● Collected data entries:
######
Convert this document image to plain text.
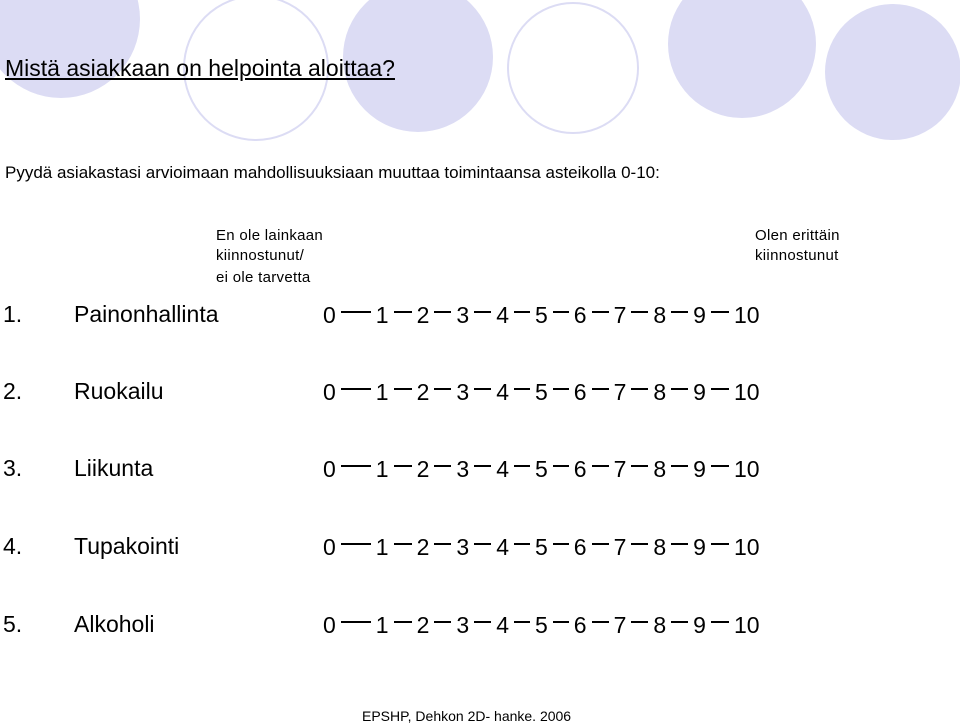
Mistä asiakkaan on helpointa aloittaa?
Pyydä asiakastasi arvioimaan mahdollisuuksiaan muuttaa toimintaansa asteikolla 0-10:
En ole lainkaan
kiinnostunut/
ei ole tarvetta
Olen erittäin
kiinnostunut
1. Painonhallinta	0 1 2 3 4 5 6 7 8 9 10
2. Ruokailu	0 1 2 3 4 5 6 7 8 9 10
3. Liikunta	0 1 2 3 4 5 6 7 8 9 10
4. Tupakointi	0 1 2 3 4 5 6 7 8 9 10
5. Alkoholi	0 1 2 3 4 5 6 7 8 9 10
EPSHP, Dehkon 2D- hanke. 2006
######
● What you need to do: Transcribe every entry word for word, but skip the pictures.

● Solution below:
Convert this document image to plain text.
Mistä asiakkaan on helpointa aloittaa?
Pyydä asiakastasi arvioimaan mahdollisuuksiaan muuttaa toimintaansa asteikolla 0-10:
En ole lainkaan
kiinnostunut/
ei ole tarvetta
Olen erittäin
kiinnostunut
1. Painonhallinta	0 1 2 3 4 5 6 7 8 9 10
2. Ruokailu	0 1 2 3 4 5 6 7 8 9 10
3. Liikunta	0 1 2 3 4 5 6 7 8 9 10
4. Tupakointi	0 1 2 3 4 5 6 7 8 9 10
5. Alkoholi	0 1 2 3 4 5 6 7 8 9 10
EPSHP, Dehkon 2D- hanke. 2006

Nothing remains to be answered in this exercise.